Items listed in a dataset
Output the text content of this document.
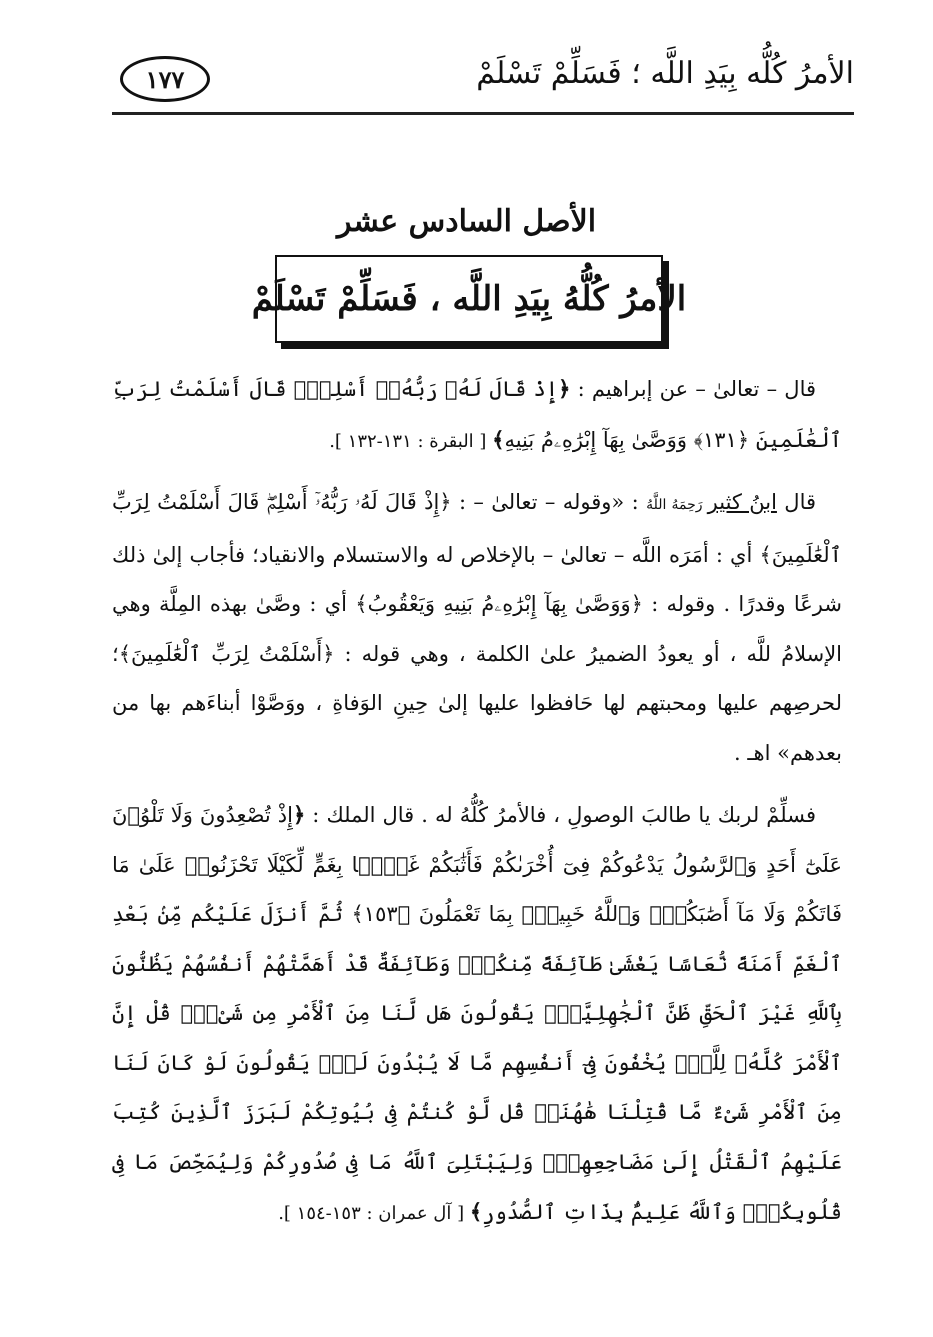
الأمرُ كُلُّه بِيَدِ اللَّه ؛ فَسَلِّمْ تَسْلَمْ
١٧٧
الأصل السادس عشر
الأمرُ كُلُّهُ بِيَدِ اللَّه ، فَسَلِّمْ تَسْلَمْ

قال – تعالىٰ – عن إبراهيم : ﴿إِذْ قَالَ لَهُۥ رَبُّهُۥٓ أَسْلِمْۖ قَالَ أَسْلَمْتُ لِرَبِّ ٱلْعَٰلَمِينَ ﴿١٣١﴾ وَوَصَّىٰ بِهَآ إِبْرَٰهِۦمُ بَنِيهِ﴾ [ البقرة : ١٣١-١٣٢ ].

قال ابنُ كثير رَحِمَهُ اللَّهُ : «وقوله – تعالىٰ – : ﴿إِذْ قَالَ لَهُۥ رَبُّهُۥٓ أَسْلِمْۖ قَالَ أَسْلَمْتُ لِرَبِّ ٱلْعَٰلَمِينَ﴾ أي : أمَرَه اللَّه – تعالىٰ – بالإخلاص له والاستسلام والانقياد؛ فأجاب إلىٰ ذلك شرعًا وقدرًا . وقوله : ﴿وَوَصَّىٰ بِهَآ إِبْرَٰهِۦمُ بَنِيهِ وَيَعْقُوبُ﴾ أي : وصَّىٰ بهذه المِلَّة وهي الإسلامُ للَّه ، أو يعودُ الضميرُ علىٰ الكلمة ، وهي قوله : ﴿أَسْلَمْتُ لِرَبِّ ٱلْعَٰلَمِينَ﴾؛ لحرصِهم عليها ومحبتهم لها حَافظوا عليها إلىٰ حِينِ الوَفاةِ ، ووَصَّوْا أبناءَهم بها من بعدهم» اهـ .

فسلِّمْ لربك يا طالبَ الوصولِ ، فالأمرُ كُلُّهُ له . قال الملك : ﴿إِذْ تُصْعِدُونَ وَلَا تَلْوُۥنَ عَلَىٰٓ أَحَدٍ وَٱلرَّسُولُ يَدْعُوكُمْ فِىٓ أُخْرَىٰكُمْ فَأَثَٰبَكُمْ غَمًّۢا بِغَمٍّ لِّكَيْلَا تَحْزَنُوا۟ عَلَىٰ مَا فَاتَكُمْ وَلَا مَآ أَصَٰبَكُمْۗ وَٱللَّهُ خَبِيرٌۢ بِمَا تَعْمَلُونَ ﴿١٥٣﴾ ثُمَّ أَنزَلَ عَلَيْكُم مِّنۢ بَعْدِ ٱلْغَمِّ أَمَنَةً نُّعَاسًا يَغْشَىٰ طَآئِفَةً مِّنكُمْۖ وَطَآئِفَةٌ قَدْ أَهَمَّتْهُمْ أَنفُسُهُمْ يَظُنُّونَ بِٱللَّهِ غَيْرَ ٱلْحَقِّ ظَنَّ ٱلْجَٰهِلِيَّةِۖ يَقُولُونَ هَل لَّنَا مِنَ ٱلْأَمْرِ مِن شَىْءٍۗ قُلْ إِنَّ ٱلْأَمْرَ كُلَّهُۥ لِلَّهِۗ يُخْفُونَ فِىٓ أَنفُسِهِم مَّا لَا يُبْدُونَ لَكَۖ يَقُولُونَ لَوْ كَانَ لَنَا مِنَ ٱلْأَمْرِ شَىْءٌ مَّا قُتِلْنَا هَٰهُنَاۗ قُل لَّوْ كُنتُمْ فِى بُيُوتِكُمْ لَبَرَزَ ٱلَّذِينَ كُتِبَ عَلَيْهِمُ ٱلْقَتْلُ إِلَىٰ مَضَاجِعِهِمْۖ وَلِيَبْتَلِىَ ٱللَّهُ مَا فِى صُدُورِكُمْ وَلِيُمَحِّصَ مَا فِى قُلُوبِكُمْۗ وَٱللَّهُ عَلِيمٌۢ بِذَاتِ ٱلصُّدُورِ﴾ [ آل عمران : ١٥٣-١٥٤ ].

▶ THE REQUEST
Count the lines in the records above that contain the word "تعالى", and give only the number.

▶ FULL SOLUTION
2